Data tied to figure images:
----
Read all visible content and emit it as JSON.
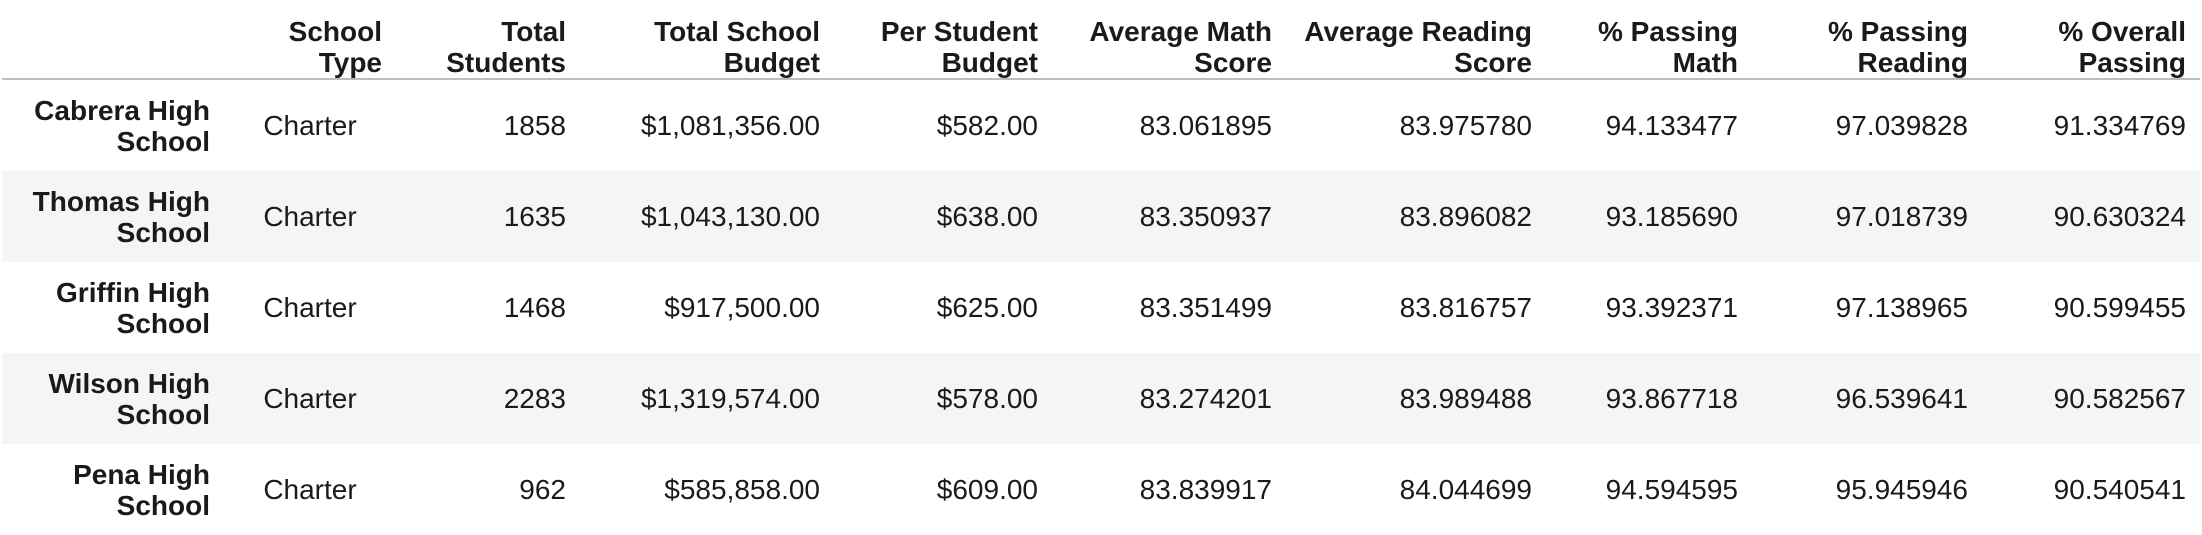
{
  "table": {
    "columns": [
      {
        "key": "index",
        "label": ""
      },
      {
        "key": "school_type",
        "label": "School Type"
      },
      {
        "key": "total_students",
        "label": "Total Students"
      },
      {
        "key": "total_budget",
        "label": "Total School Budget"
      },
      {
        "key": "per_student_budget",
        "label": "Per Student Budget"
      },
      {
        "key": "avg_math",
        "label": "Average Math Score"
      },
      {
        "key": "avg_reading",
        "label": "Average Reading Score"
      },
      {
        "key": "pct_math",
        "label": "% Passing Math"
      },
      {
        "key": "pct_reading",
        "label": "% Passing Reading"
      },
      {
        "key": "pct_overall",
        "label": "% Overall Passing"
      }
    ],
    "rows": [
      {
        "name": "Cabrera High School",
        "school_type": "Charter",
        "total_students": "1858",
        "total_budget": "$1,081,356.00",
        "per_student_budget": "$582.00",
        "avg_math": "83.061895",
        "avg_reading": "83.975780",
        "pct_math": "94.133477",
        "pct_reading": "97.039828",
        "pct_overall": "91.334769"
      },
      {
        "name": "Thomas High School",
        "school_type": "Charter",
        "total_students": "1635",
        "total_budget": "$1,043,130.00",
        "per_student_budget": "$638.00",
        "avg_math": "83.350937",
        "avg_reading": "83.896082",
        "pct_math": "93.185690",
        "pct_reading": "97.018739",
        "pct_overall": "90.630324"
      },
      {
        "name": "Griffin High School",
        "school_type": "Charter",
        "total_students": "1468",
        "total_budget": "$917,500.00",
        "per_student_budget": "$625.00",
        "avg_math": "83.351499",
        "avg_reading": "83.816757",
        "pct_math": "93.392371",
        "pct_reading": "97.138965",
        "pct_overall": "90.599455"
      },
      {
        "name": "Wilson High School",
        "school_type": "Charter",
        "total_students": "2283",
        "total_budget": "$1,319,574.00",
        "per_student_budget": "$578.00",
        "avg_math": "83.274201",
        "avg_reading": "83.989488",
        "pct_math": "93.867718",
        "pct_reading": "96.539641",
        "pct_overall": "90.582567"
      },
      {
        "name": "Pena High School",
        "school_type": "Charter",
        "total_students": "962",
        "total_budget": "$585,858.00",
        "per_student_budget": "$609.00",
        "avg_math": "83.839917",
        "avg_reading": "84.044699",
        "pct_math": "94.594595",
        "pct_reading": "95.945946",
        "pct_overall": "90.540541"
      }
    ]
  }
}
----
Task objective: Where a line above contains the string "High", copy that line.

Written solution:
        "name": "Cabrera High School",
        "name": "Thomas High School",
        "name": "Griffin High School",
        "name": "Wilson High School",
        "name": "Pena High School",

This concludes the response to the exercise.